Exactly as given, repeat all of the entries.

#### SOURCE RECORDS ####

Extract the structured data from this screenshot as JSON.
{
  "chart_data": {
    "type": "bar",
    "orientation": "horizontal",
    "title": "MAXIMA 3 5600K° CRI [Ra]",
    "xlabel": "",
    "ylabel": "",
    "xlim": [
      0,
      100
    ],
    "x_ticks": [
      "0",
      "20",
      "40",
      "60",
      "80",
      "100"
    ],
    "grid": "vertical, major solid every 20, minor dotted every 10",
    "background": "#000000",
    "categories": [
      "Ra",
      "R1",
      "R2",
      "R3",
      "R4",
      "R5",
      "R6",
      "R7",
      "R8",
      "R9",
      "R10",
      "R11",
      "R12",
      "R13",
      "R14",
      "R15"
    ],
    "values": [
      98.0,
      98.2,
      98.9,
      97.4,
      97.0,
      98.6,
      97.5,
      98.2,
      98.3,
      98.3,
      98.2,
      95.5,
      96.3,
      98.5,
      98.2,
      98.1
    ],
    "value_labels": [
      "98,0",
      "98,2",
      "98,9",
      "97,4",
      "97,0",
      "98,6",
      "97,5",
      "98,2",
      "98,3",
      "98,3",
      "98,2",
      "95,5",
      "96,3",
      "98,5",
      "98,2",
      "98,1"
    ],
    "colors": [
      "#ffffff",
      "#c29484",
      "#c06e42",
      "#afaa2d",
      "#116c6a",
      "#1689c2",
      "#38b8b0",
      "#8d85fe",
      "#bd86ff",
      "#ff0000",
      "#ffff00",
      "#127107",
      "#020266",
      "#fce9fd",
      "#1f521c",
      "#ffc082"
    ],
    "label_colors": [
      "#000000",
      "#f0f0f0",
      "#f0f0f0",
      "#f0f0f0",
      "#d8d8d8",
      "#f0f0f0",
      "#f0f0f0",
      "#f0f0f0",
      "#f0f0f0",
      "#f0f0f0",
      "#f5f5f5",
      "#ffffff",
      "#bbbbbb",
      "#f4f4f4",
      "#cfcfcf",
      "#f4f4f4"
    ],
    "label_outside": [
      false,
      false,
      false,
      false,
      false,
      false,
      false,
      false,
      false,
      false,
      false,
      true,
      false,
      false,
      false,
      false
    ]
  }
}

####

### OUTPUT OF THE TASK
Extract the structured data from this screenshot as JSON.
{
  "chart_data": {
    "type": "bar",
    "orientation": "horizontal",
    "title": "MAXIMA 3 5600K° CRI [Ra]",
    "xlabel": "",
    "ylabel": "",
    "xlim": [
      0,
      100
    ],
    "x_ticks": [
      "0",
      "20",
      "40",
      "60",
      "80",
      "100"
    ],
    "grid": "vertical, major solid every 20, minor dotted every 10",
    "background": "#000000",
    "categories": [
      "Ra",
      "R1",
      "R2",
      "R3",
      "R4",
      "R5",
      "R6",
      "R7",
      "R8",
      "R9",
      "R10",
      "R11",
      "R12",
      "R13",
      "R14",
      "R15"
    ],
    "values": [
      98.0,
      98.2,
      98.9,
      97.4,
      97.0,
      98.6,
      97.5,
      98.2,
      98.3,
      98.3,
      98.2,
      95.5,
      96.3,
      98.5,
      98.2,
      98.1
    ],
    "value_labels": [
      "98,0",
      "98,2",
      "98,9",
      "97,4",
      "97,0",
      "98,6",
      "97,5",
      "98,2",
      "98,3",
      "98,3",
      "98,2",
      "95,5",
      "96,3",
      "98,5",
      "98,2",
      "98,1"
    ],
    "colors": [
      "#ffffff",
      "#c29484",
      "#c06e42",
      "#afaa2d",
      "#116c6a",
      "#1689c2",
      "#38b8b0",
      "#8d85fe",
      "#bd86ff",
      "#ff0000",
      "#ffff00",
      "#127107",
      "#020266",
      "#fce9fd",
      "#1f521c",
      "#ffc082"
    ],
    "label_colors": [
      "#000000",
      "#f0f0f0",
      "#f0f0f0",
      "#f0f0f0",
      "#d8d8d8",
      "#f0f0f0",
      "#f0f0f0",
      "#f0f0f0",
      "#f0f0f0",
      "#f0f0f0",
      "#f5f5f5",
      "#ffffff",
      "#bbbbbb",
      "#f4f4f4",
      "#cfcfcf",
      "#f4f4f4"
    ],
    "label_outside": [
      false,
      false,
      false,
      false,
      false,
      false,
      false,
      false,
      false,
      false,
      false,
      true,
      false,
      false,
      false,
      false
    ]
  }
}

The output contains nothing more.